--- WRITTEN REQUEST ---
Skip every picture, and output exactly the lines starting at the one with "What text is on this page?" and running through the last line of the material below.

>> BEGIN DATA ENTRIES

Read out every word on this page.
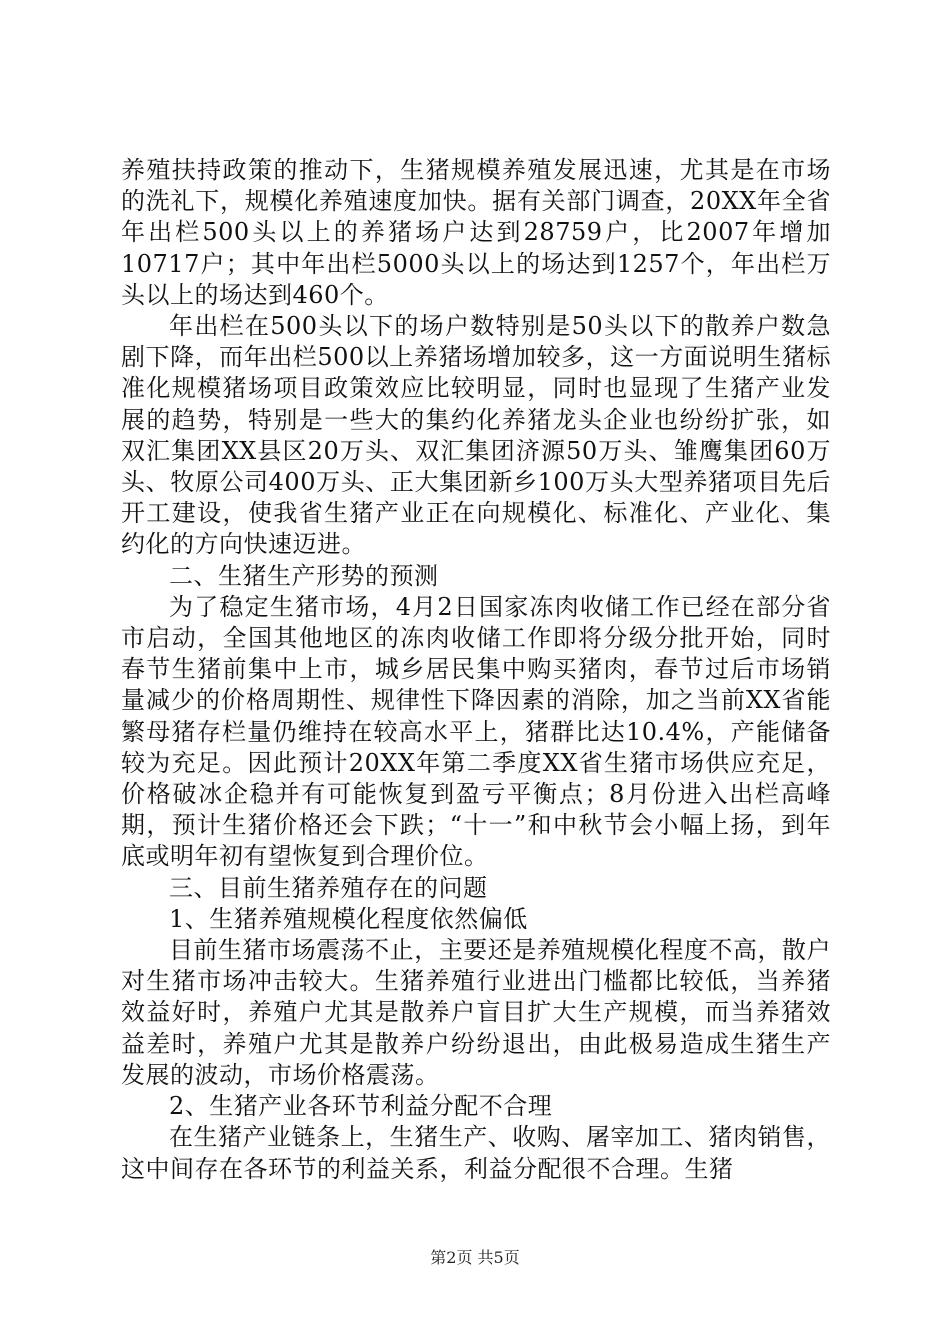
养殖扶持政策的推动下，生猪规模养殖发展迅速，尤其是在市场的洗礼下，规模化养殖速度加快。据有关部门调查，20XX年全省年出栏500头以上的养猪场户达到28759户，比2007年增加10717户；其中年出栏5000头以上的场达到1257个，年出栏万头以上的场达到460个。

年出栏在500头以下的场户数特别是50头以下的散养户数急剧下降，而年出栏500以上养猪场增加较多，这一方面说明生猪标准化规模猪场项目政策效应比较明显，同时也显现了生猪产业发展的趋势，特别是一些大的集约化养猪龙头企业也纷纷扩张，如双汇集团XX县区20万头、双汇集团济源50万头、雏鹰集团60万头、牧原公司400万头、正大集团新乡100万头大型养猪项目先后开工建设，使我省生猪产业正在向规模化、标准化、产业化、集约化的方向快速迈进。

二、生猪生产形势的预测

为了稳定生猪市场，4月2日国家冻肉收储工作已经在部分省市启动，全国其他地区的冻肉收储工作即将分级分批开始，同时春节生猪前集中上市，城乡居民集中购买猪肉，春节过后市场销量减少的价格周期性、规律性下降因素的消除，加之当前XX省能繁母猪存栏量仍维持在较高水平上，猪群比达10.4%，产能储备较为充足。因此预计20XX年第二季度XX省生猪市场供应充足，价格破冰企稳并有可能恢复到盈亏平衡点；8月份进入出栏高峰期，预计生猪价格还会下跌；“十一”和中秋节会小幅上扬，到年底或明年初有望恢复到合理价位。

三、目前生猪养殖存在的问题

1、生猪养殖规模化程度依然偏低

目前生猪市场震荡不止，主要还是养殖规模化程度不高，散户对生猪市场冲击较大。生猪养殖行业进出门槛都比较低，当养猪效益好时，养殖户尤其是散养户盲目扩大生产规模，而当养猪效益差时，养殖户尤其是散养户纷纷退出，由此极易造成生猪生产发展的波动，市场价格震荡。

2、生猪产业各环节利益分配不合理

在生猪产业链条上，生猪生产、收购、屠宰加工、猪肉销售，这中间存在各环节的利益关系，利益分配很不合理。生猪

第2页 共5页
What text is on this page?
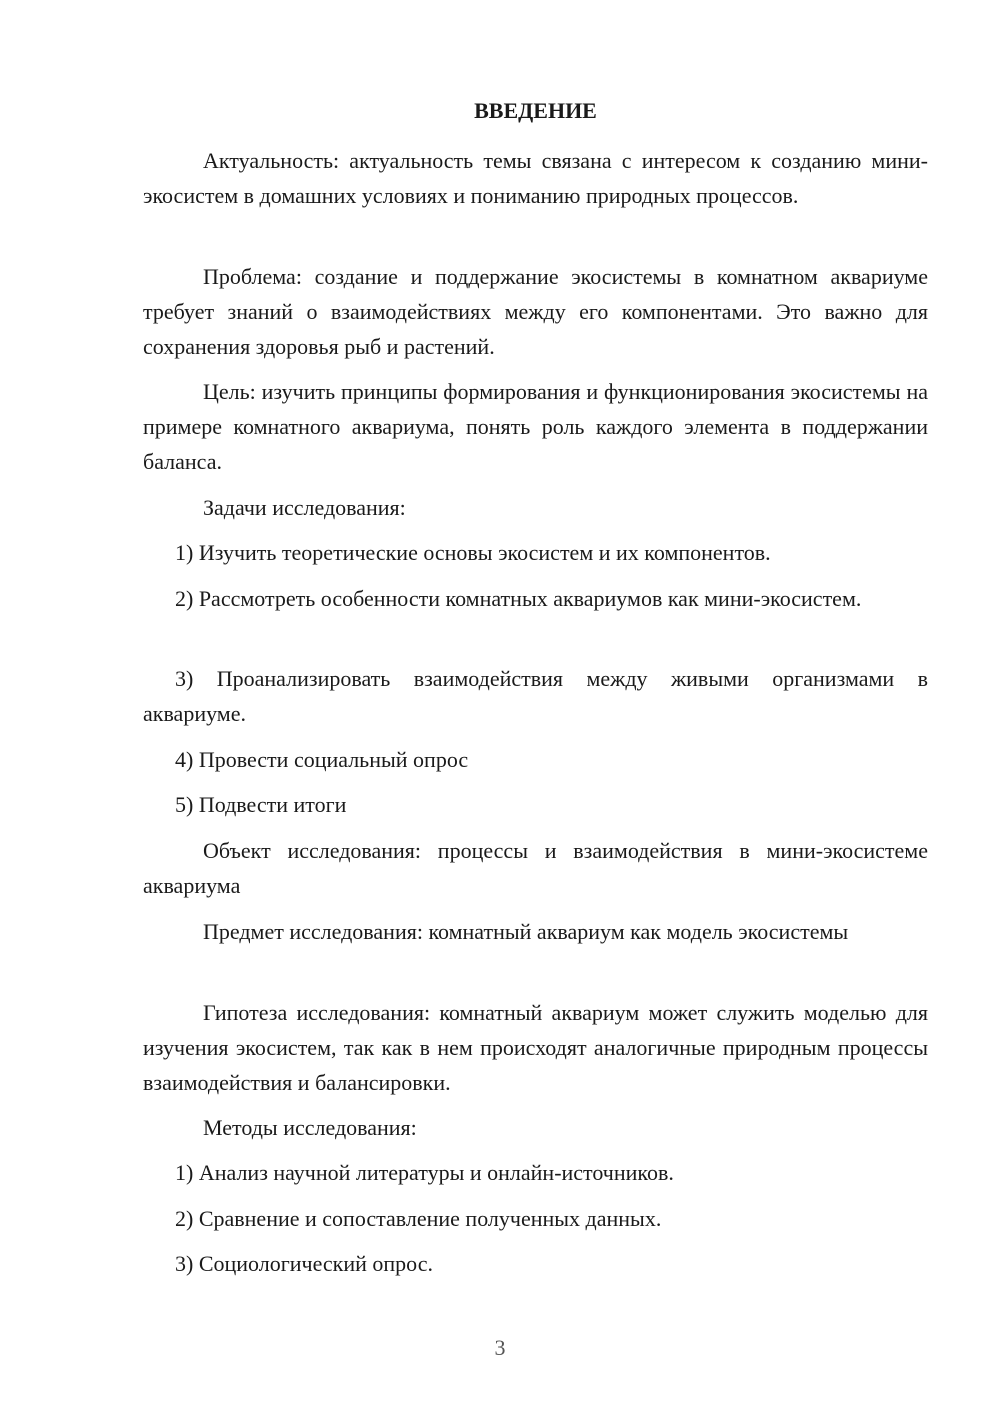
ВВЕДЕНИЕ

Актуальность: актуальность темы связана с интересом к созданию мини-экосистем в домашних условиях и пониманию природных процессов.

Проблема: создание и поддержание экосистемы в комнатном аквариуме требует знаний о взаимодействиях между его компонентами. Это важно для сохранения здоровья рыб и растений.

Цель: изучить принципы формирования и функционирования экосистемы на примере комнатного аквариума, понять роль каждого элемента в поддержании баланса.

Задачи исследования:

1) Изучить теоретические основы экосистем и их компонентов.

2) Рассмотреть особенности комнатных аквариумов как мини-экосистем.

3) Проанализировать взаимодействия между живыми организмами в аквариуме.

4) Провести социальный опрос

5) Подвести итоги

Объект исследования: процессы и взаимодействия в мини-экосистеме аквариума

Предмет исследования: комнатный аквариум как модель экосистемы

Гипотеза исследования: комнатный аквариум может служить моделью для изучения экосистем, так как в нем происходят аналогичные природным процессы взаимодействия и балансировки.

Методы исследования:

1) Анализ научной литературы и онлайн-источников.

2) Сравнение и сопоставление полученных данных.

3) Социологический опрос.

3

>> END DATA ENTRIES

--- PROBLEM SOLUTION ---
What text is on this page?
ВВЕДЕНИЕ

Актуальность: актуальность темы связана с интересом к созданию мини-экосистем в домашних условиях и пониманию природных процессов.

Проблема: создание и поддержание экосистемы в комнатном аквариуме требует знаний о взаимодействиях между его компонентами. Это важно для сохранения здоровья рыб и растений.

Цель: изучить принципы формирования и функционирования экосистемы на примере комнатного аквариума, понять роль каждого элемента в поддержании баланса.

Задачи исследования:

1) Изучить теоретические основы экосистем и их компонентов.

2) Рассмотреть особенности комнатных аквариумов как мини-экосистем.

3) Проанализировать взаимодействия между живыми организмами в аквариуме.

4) Провести социальный опрос

5) Подвести итоги

Объект исследования: процессы и взаимодействия в мини-экосистеме аквариума

Предмет исследования: комнатный аквариум как модель экосистемы

Гипотеза исследования: комнатный аквариум может служить моделью для изучения экосистем, так как в нем происходят аналогичные природным процессы взаимодействия и балансировки.

Методы исследования:

1) Анализ научной литературы и онлайн-источников.

2) Сравнение и сопоставление полученных данных.

3) Социологический опрос.

3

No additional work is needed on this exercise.